Task objective
Output the records. Match them exactly.

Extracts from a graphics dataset
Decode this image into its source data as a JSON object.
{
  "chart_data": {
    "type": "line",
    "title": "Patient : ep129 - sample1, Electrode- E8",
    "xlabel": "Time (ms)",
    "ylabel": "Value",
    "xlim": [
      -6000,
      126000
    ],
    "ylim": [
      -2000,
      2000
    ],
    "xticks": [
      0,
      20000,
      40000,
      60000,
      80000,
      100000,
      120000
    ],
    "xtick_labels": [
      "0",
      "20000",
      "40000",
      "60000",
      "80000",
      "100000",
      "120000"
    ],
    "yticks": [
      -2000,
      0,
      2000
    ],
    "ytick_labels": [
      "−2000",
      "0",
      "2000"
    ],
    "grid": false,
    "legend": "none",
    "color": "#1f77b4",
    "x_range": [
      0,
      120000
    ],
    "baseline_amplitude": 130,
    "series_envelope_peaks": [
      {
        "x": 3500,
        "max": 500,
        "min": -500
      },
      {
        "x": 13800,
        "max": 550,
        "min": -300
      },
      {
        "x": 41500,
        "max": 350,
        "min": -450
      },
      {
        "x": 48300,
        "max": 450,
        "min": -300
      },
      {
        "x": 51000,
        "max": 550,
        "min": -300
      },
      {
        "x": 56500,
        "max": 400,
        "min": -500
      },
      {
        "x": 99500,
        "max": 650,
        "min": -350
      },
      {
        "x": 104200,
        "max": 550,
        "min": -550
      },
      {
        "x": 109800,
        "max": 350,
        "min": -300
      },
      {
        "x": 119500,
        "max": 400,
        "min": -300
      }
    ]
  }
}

Result
Decode this image into its source data as a JSON object.
{
  "chart_data": {
    "type": "line",
    "title": "Patient : ep129 - sample1, Electrode- E8",
    "xlabel": "Time (ms)",
    "ylabel": "Value",
    "xlim": [
      -6000,
      126000
    ],
    "ylim": [
      -2000,
      2000
    ],
    "xticks": [
      0,
      20000,
      40000,
      60000,
      80000,
      100000,
      120000
    ],
    "xtick_labels": [
      "0",
      "20000",
      "40000",
      "60000",
      "80000",
      "100000",
      "120000"
    ],
    "yticks": [
      -2000,
      0,
      2000
    ],
    "ytick_labels": [
      "−2000",
      "0",
      "2000"
    ],
    "grid": false,
    "legend": "none",
    "color": "#1f77b4",
    "x_range": [
      0,
      120000
    ],
    "baseline_amplitude": 130,
    "series_envelope_peaks": [
      {
        "x": 3500,
        "max": 500,
        "min": -500
      },
      {
        "x": 13800,
        "max": 550,
        "min": -300
      },
      {
        "x": 41500,
        "max": 350,
        "min": -450
      },
      {
        "x": 48300,
        "max": 450,
        "min": -300
      },
      {
        "x": 51000,
        "max": 550,
        "min": -300
      },
      {
        "x": 56500,
        "max": 400,
        "min": -500
      },
      {
        "x": 99500,
        "max": 650,
        "min": -350
      },
      {
        "x": 104200,
        "max": 550,
        "min": -550
      },
      {
        "x": 109800,
        "max": 350,
        "min": -300
      },
      {
        "x": 119500,
        "max": 400,
        "min": -300
      }
    ]
  }
}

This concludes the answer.